● Do this: Will you transcribe all the entries word for word, skipping the pictures they hold?

● Data provided:

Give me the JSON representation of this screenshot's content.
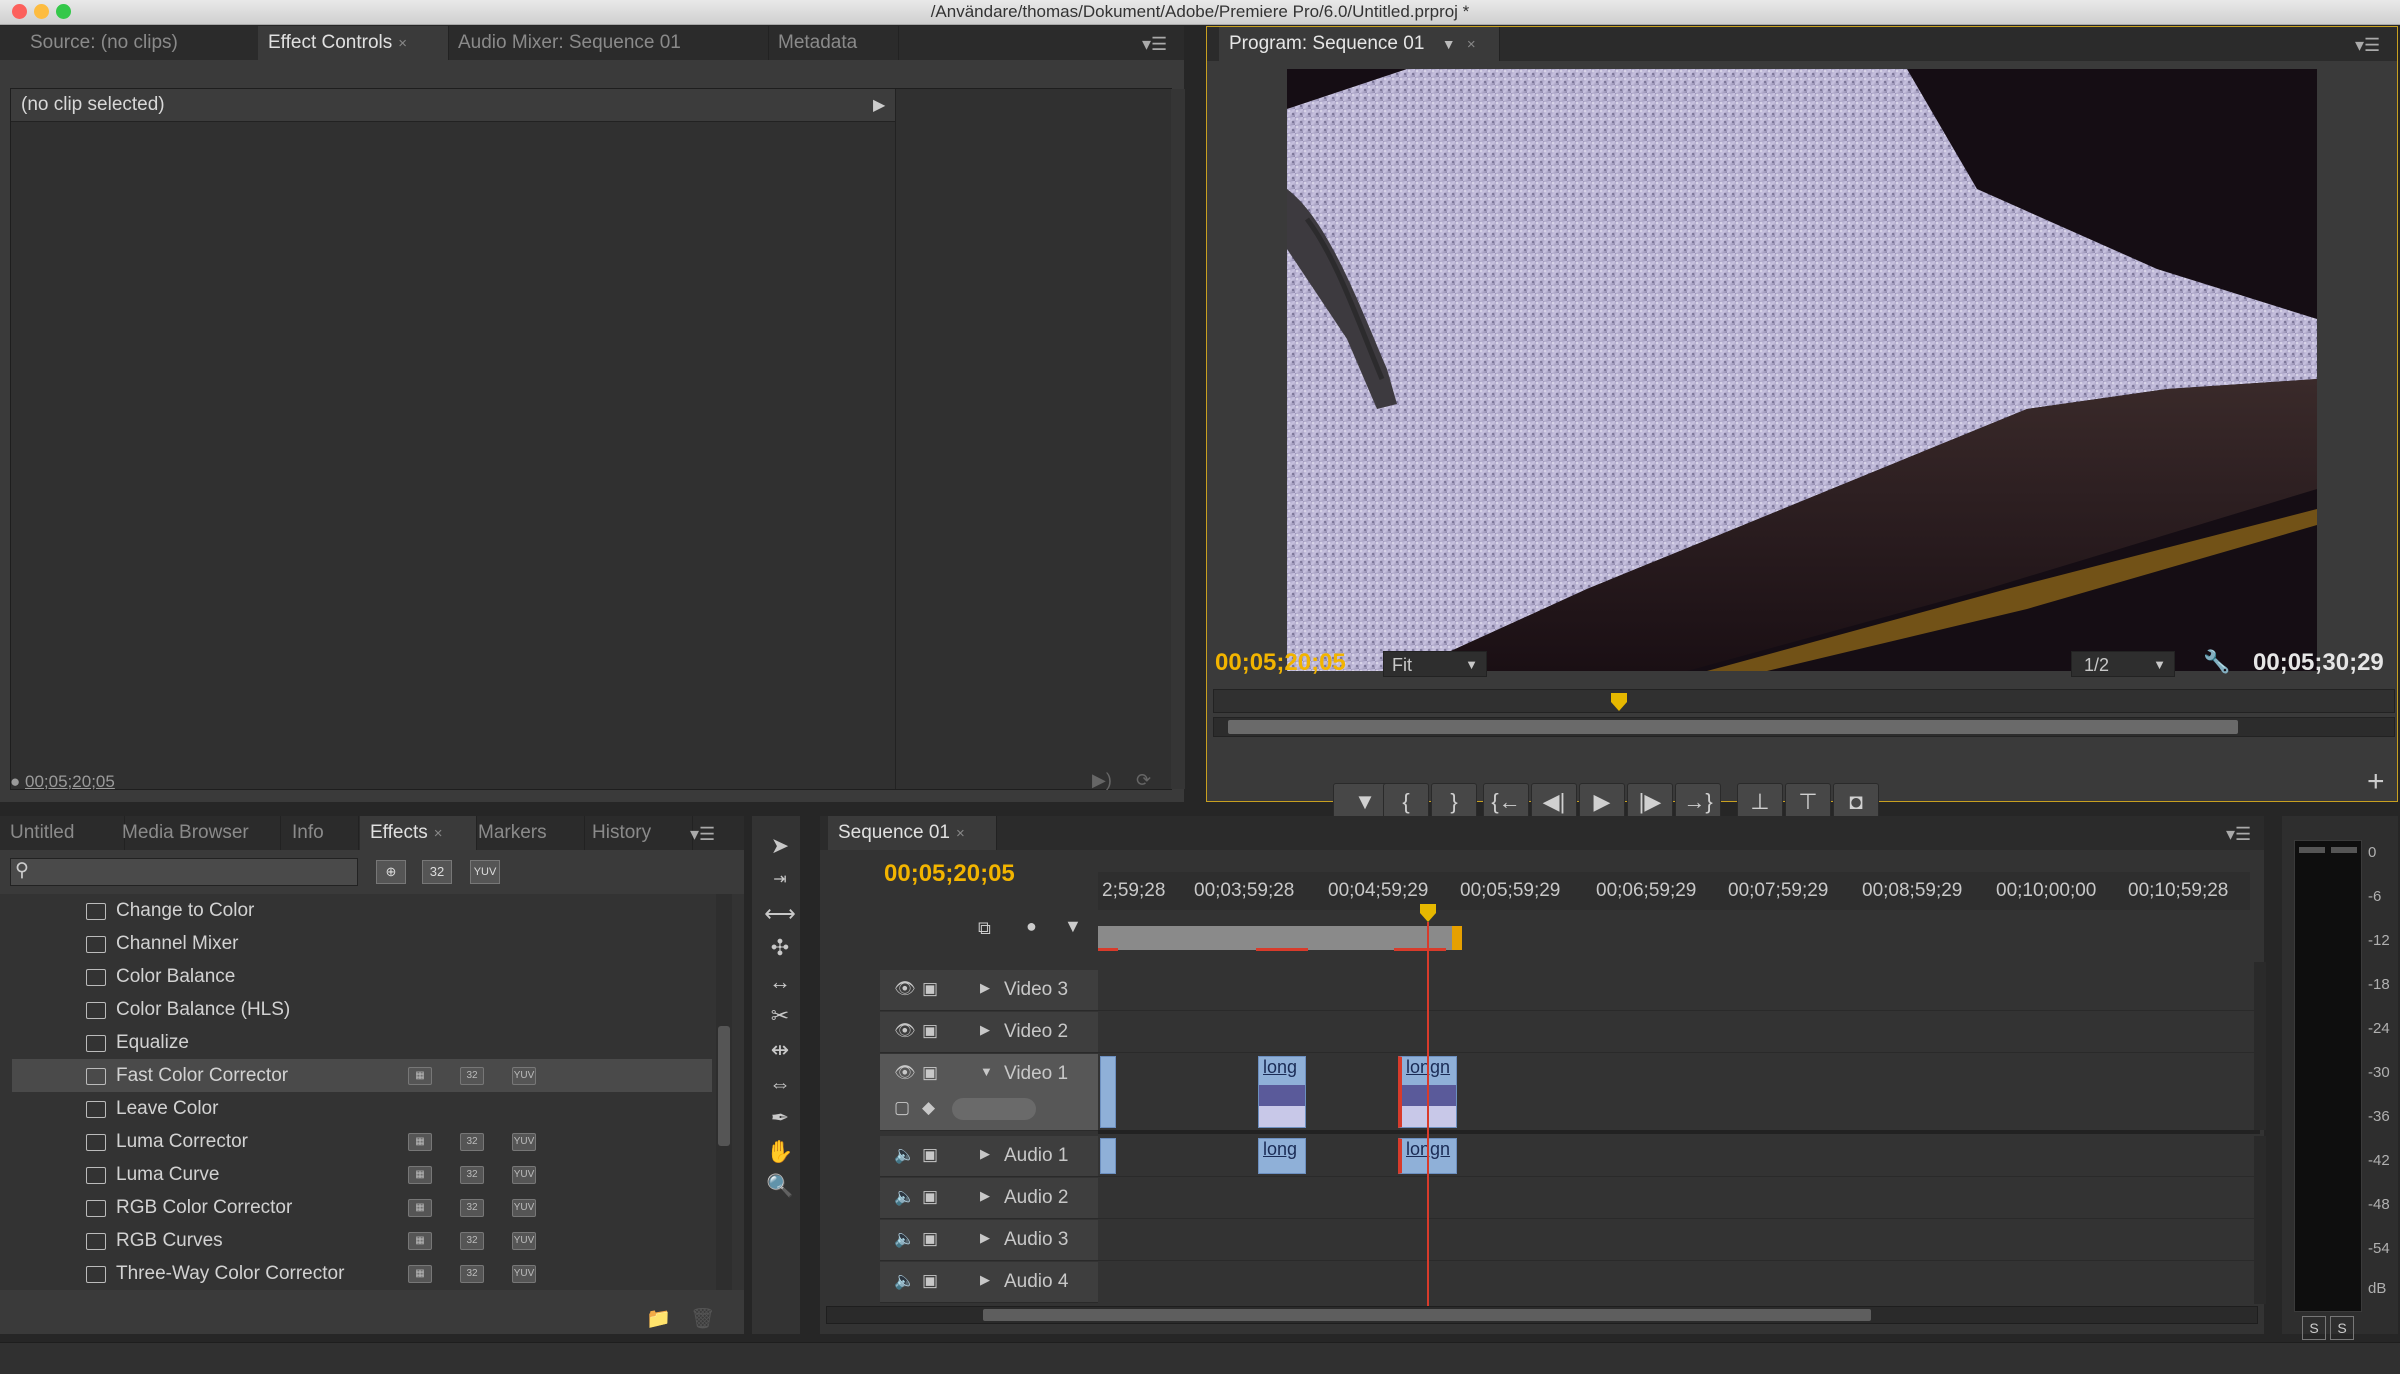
{
  "window": {
    "title": "/Användare/thomas/Dokument/Adobe/Premiere Pro/6.0/Untitled.prproj *"
  },
  "top_left_panel": {
    "tabs": [
      "Source: (no clips)",
      "Effect Controls",
      "Audio Mixer: Sequence 01",
      "Metadata"
    ],
    "active_tab": "Effect Controls",
    "clip_status": "(no clip selected)",
    "timecode": "00;05;20;05"
  },
  "program_monitor": {
    "tab": "Program: Sequence 01",
    "current_timecode": "00;05;20;05",
    "zoom": "Fit",
    "resolution": "1/2",
    "duration": "00;05;30;29",
    "buttons": [
      "add-marker",
      "mark-in",
      "mark-out",
      "go-to-in",
      "step-back",
      "play",
      "step-forward",
      "go-to-out",
      "lift",
      "extract",
      "export-frame"
    ]
  },
  "project_panel": {
    "tabs": [
      "Untitled",
      "Media Browser",
      "Info",
      "Effects",
      "Markers",
      "History"
    ],
    "active_tab": "Effects",
    "search_value": "",
    "filter_badges": [
      "32",
      "YUV"
    ],
    "effects": [
      {
        "name": "Change to Color",
        "badges": false
      },
      {
        "name": "Channel Mixer",
        "badges": false
      },
      {
        "name": "Color Balance",
        "badges": false
      },
      {
        "name": "Color Balance (HLS)",
        "badges": false
      },
      {
        "name": "Equalize",
        "badges": false
      },
      {
        "name": "Fast Color Corrector",
        "badges": true
      },
      {
        "name": "Leave Color",
        "badges": false
      },
      {
        "name": "Luma Corrector",
        "badges": true
      },
      {
        "name": "Luma Curve",
        "badges": true
      },
      {
        "name": "RGB Color Corrector",
        "badges": true
      },
      {
        "name": "RGB Curves",
        "badges": true
      },
      {
        "name": "Three-Way Color Corrector",
        "badges": true
      }
    ],
    "selected_effect": "Fast Color Corrector"
  },
  "timeline": {
    "tab": "Sequence 01",
    "timecode": "00;05;20;05",
    "ruler": [
      "2;59;28",
      "00;03;59;28",
      "00;04;59;29",
      "00;05;59;29",
      "00;06;59;29",
      "00;07;59;29",
      "00;08;59;29",
      "00;10;00;00",
      "00;10;59;28"
    ],
    "tracks": [
      {
        "name": "Video 3"
      },
      {
        "name": "Video 2"
      },
      {
        "name": "Video 1"
      },
      {
        "name": "Audio 1"
      },
      {
        "name": "Audio 2"
      },
      {
        "name": "Audio 3"
      },
      {
        "name": "Audio 4"
      }
    ],
    "clip_labels": [
      "long",
      "longn",
      "long",
      "longn"
    ]
  },
  "audio_meter": {
    "scale": [
      "0",
      "-6",
      "-12",
      "-18",
      "-24",
      "-30",
      "-36",
      "-42",
      "-48",
      "-54",
      "dB"
    ],
    "solo_buttons": [
      "S",
      "S"
    ]
  },
  "colors": {
    "accent": "#f2b400",
    "panel": "#3a3a3a",
    "playhead": "#d83b2b",
    "clip": "#8fb0d8"
  }
}
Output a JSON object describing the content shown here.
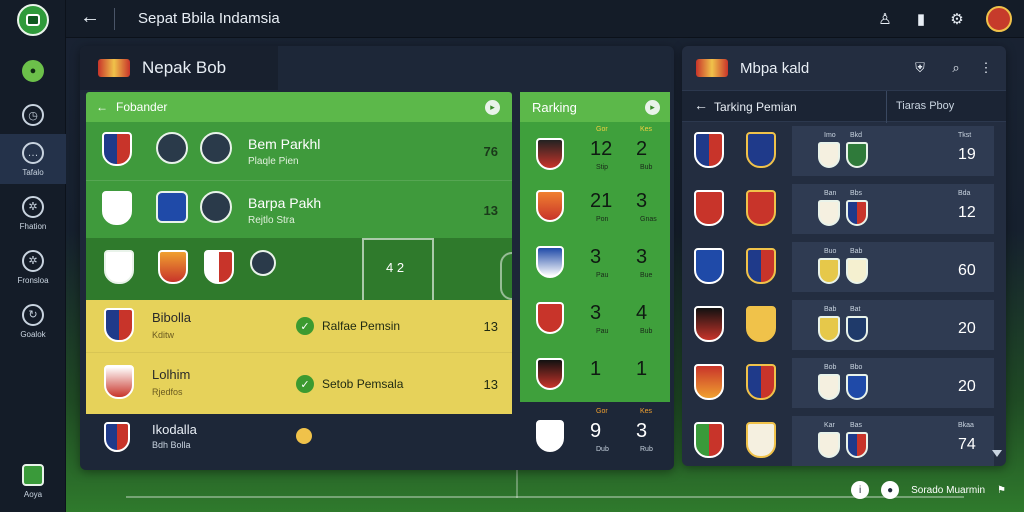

● Solution:
Give me the JSON representation of this screenshot's content.
{
  "window": {
    "title": "/Användare/thomas/Dokument/Adobe/Premiere Pro/6.0/Untitled.prproj *"
  },
  "top_left_panel": {
    "tabs": [
      "Source: (no clips)",
      "Effect Controls",
      "Audio Mixer: Sequence 01",
      "Metadata"
    ],
    "active_tab": "Effect Controls",
    "clip_status": "(no clip selected)",
    "timecode": "00;05;20;05"
  },
  "program_monitor": {
    "tab": "Program: Sequence 01",
    "current_timecode": "00;05;20;05",
    "zoom": "Fit",
    "resolution": "1/2",
    "duration": "00;05;30;29",
    "buttons": [
      "add-marker",
      "mark-in",
      "mark-out",
      "go-to-in",
      "step-back",
      "play",
      "step-forward",
      "go-to-out",
      "lift",
      "extract",
      "export-frame"
    ]
  },
  "project_panel": {
    "tabs": [
      "Untitled",
      "Media Browser",
      "Info",
      "Effects",
      "Markers",
      "History"
    ],
    "active_tab": "Effects",
    "search_value": "",
    "filter_badges": [
      "32",
      "YUV"
    ],
    "effects": [
      {
        "name": "Change to Color",
        "badges": false
      },
      {
        "name": "Channel Mixer",
        "badges": false
      },
      {
        "name": "Color Balance",
        "badges": false
      },
      {
        "name": "Color Balance (HLS)",
        "badges": false
      },
      {
        "name": "Equalize",
        "badges": false
      },
      {
        "name": "Fast Color Corrector",
        "badges": true
      },
      {
        "name": "Leave Color",
        "badges": false
      },
      {
        "name": "Luma Corrector",
        "badges": true
      },
      {
        "name": "Luma Curve",
        "badges": true
      },
      {
        "name": "RGB Color Corrector",
        "badges": true
      },
      {
        "name": "RGB Curves",
        "badges": true
      },
      {
        "name": "Three-Way Color Corrector",
        "badges": true
      }
    ],
    "selected_effect": "Fast Color Corrector"
  },
  "timeline": {
    "tab": "Sequence 01",
    "timecode": "00;05;20;05",
    "ruler": [
      "2;59;28",
      "00;03;59;28",
      "00;04;59;29",
      "00;05;59;29",
      "00;06;59;29",
      "00;07;59;29",
      "00;08;59;29",
      "00;10;00;00",
      "00;10;59;28"
    ],
    "tracks": [
      {
        "name": "Video 3"
      },
      {
        "name": "Video 2"
      },
      {
        "name": "Video 1"
      },
      {
        "name": "Audio 1"
      },
      {
        "name": "Audio 2"
      },
      {
        "name": "Audio 3"
      },
      {
        "name": "Audio 4"
      }
    ],
    "clip_labels": [
      "long",
      "longn",
      "long",
      "longn"
    ]
  },
  "audio_meter": {
    "scale": [
      "0",
      "-6",
      "-12",
      "-18",
      "-24",
      "-30",
      "-36",
      "-42",
      "-48",
      "-54",
      "dB"
    ],
    "solo_buttons": [
      "S",
      "S"
    ]
  },
  "colors": {
    "accent": "#f2b400",
    "panel": "#3a3a3a",
    "playhead": "#d83b2b",
    "clip": "#8fb0d8"
  }
}
Output a JSON object describing the content shown here.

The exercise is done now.